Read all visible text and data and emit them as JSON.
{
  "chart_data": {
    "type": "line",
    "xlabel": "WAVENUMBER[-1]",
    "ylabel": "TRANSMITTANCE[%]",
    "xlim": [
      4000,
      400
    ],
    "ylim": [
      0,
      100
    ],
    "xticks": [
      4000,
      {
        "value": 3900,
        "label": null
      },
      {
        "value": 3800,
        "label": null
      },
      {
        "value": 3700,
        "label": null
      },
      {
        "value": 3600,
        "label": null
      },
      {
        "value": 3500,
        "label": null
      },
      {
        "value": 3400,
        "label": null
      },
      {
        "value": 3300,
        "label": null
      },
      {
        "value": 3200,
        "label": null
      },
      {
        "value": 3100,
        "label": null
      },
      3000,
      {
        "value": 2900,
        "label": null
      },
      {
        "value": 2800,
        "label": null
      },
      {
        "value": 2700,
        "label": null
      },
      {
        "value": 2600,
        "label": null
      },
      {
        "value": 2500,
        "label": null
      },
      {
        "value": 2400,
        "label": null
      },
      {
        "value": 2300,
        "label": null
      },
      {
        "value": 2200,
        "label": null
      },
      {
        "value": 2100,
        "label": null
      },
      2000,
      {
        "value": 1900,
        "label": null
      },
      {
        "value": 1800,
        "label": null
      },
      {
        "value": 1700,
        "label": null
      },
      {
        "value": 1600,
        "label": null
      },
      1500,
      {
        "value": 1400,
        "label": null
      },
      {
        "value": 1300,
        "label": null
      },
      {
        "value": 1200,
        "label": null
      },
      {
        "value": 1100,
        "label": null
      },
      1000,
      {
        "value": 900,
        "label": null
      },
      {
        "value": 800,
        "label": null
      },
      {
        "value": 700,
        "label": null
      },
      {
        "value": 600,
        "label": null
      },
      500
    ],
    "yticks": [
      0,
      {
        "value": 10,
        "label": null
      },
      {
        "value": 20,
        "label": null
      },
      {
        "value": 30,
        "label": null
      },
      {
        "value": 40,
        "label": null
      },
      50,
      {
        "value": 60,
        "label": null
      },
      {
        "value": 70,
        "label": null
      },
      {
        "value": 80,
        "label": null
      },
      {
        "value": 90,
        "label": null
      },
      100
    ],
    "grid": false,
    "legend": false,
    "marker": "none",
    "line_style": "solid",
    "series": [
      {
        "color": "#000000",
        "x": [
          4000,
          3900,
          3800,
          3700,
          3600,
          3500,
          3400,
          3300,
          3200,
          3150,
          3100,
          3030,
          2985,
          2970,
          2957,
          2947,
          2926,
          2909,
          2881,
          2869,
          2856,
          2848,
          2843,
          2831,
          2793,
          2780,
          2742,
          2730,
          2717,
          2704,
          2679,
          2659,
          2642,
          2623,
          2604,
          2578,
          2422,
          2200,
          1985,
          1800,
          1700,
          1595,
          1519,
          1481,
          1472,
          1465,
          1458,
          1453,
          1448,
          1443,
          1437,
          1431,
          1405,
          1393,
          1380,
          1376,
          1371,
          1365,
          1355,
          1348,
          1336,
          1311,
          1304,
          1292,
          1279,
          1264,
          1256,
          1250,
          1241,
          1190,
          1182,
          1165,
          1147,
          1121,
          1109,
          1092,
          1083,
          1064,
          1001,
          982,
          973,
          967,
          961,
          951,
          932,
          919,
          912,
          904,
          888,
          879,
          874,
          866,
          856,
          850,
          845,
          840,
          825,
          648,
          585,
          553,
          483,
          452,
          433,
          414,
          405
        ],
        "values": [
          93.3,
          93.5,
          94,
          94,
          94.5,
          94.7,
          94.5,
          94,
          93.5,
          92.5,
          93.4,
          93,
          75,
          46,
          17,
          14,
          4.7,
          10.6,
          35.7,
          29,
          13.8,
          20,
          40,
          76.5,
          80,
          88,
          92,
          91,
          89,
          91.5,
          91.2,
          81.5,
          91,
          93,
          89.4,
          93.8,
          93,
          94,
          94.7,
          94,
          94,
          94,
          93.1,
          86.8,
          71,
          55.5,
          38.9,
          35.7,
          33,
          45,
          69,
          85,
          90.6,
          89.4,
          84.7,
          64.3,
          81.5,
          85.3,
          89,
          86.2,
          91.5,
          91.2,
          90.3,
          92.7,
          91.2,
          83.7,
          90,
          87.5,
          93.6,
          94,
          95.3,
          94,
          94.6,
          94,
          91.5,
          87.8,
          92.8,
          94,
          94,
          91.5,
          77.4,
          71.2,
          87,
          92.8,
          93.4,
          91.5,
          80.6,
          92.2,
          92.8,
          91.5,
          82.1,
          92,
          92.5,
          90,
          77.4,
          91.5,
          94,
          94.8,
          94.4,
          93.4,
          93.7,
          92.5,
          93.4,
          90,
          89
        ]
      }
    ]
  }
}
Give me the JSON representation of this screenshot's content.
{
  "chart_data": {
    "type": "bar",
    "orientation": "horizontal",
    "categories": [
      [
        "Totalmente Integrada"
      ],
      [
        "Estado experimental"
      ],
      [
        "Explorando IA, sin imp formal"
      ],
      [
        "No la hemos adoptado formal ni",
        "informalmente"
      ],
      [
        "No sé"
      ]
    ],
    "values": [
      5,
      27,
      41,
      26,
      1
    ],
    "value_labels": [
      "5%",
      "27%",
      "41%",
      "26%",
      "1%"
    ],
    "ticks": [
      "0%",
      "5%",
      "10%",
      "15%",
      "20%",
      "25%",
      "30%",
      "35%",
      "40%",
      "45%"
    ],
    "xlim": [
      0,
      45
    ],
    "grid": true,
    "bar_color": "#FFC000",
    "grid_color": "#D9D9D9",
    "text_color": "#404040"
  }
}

----

Look above for the line that holds "Give me the", then copy it and each line after it exactly, through the last line of the data.

Give me the JSON representation of this screenshot's content.
{
  "chart_data": {
    "type": "bar",
    "orientation": "horizontal",
    "categories": [
      [
        "Totalmente Integrada"
      ],
      [
        "Estado experimental"
      ],
      [
        "Explorando IA, sin imp formal"
      ],
      [
        "No la hemos adoptado formal ni",
        "informalmente"
      ],
      [
        "No sé"
      ]
    ],
    "values": [
      5,
      27,
      41,
      26,
      1
    ],
    "value_labels": [
      "5%",
      "27%",
      "41%",
      "26%",
      "1%"
    ],
    "ticks": [
      "0%",
      "5%",
      "10%",
      "15%",
      "20%",
      "25%",
      "30%",
      "35%",
      "40%",
      "45%"
    ],
    "xlim": [
      0,
      45
    ],
    "grid": true,
    "bar_color": "#FFC000",
    "grid_color": "#D9D9D9",
    "text_color": "#404040"
  }
}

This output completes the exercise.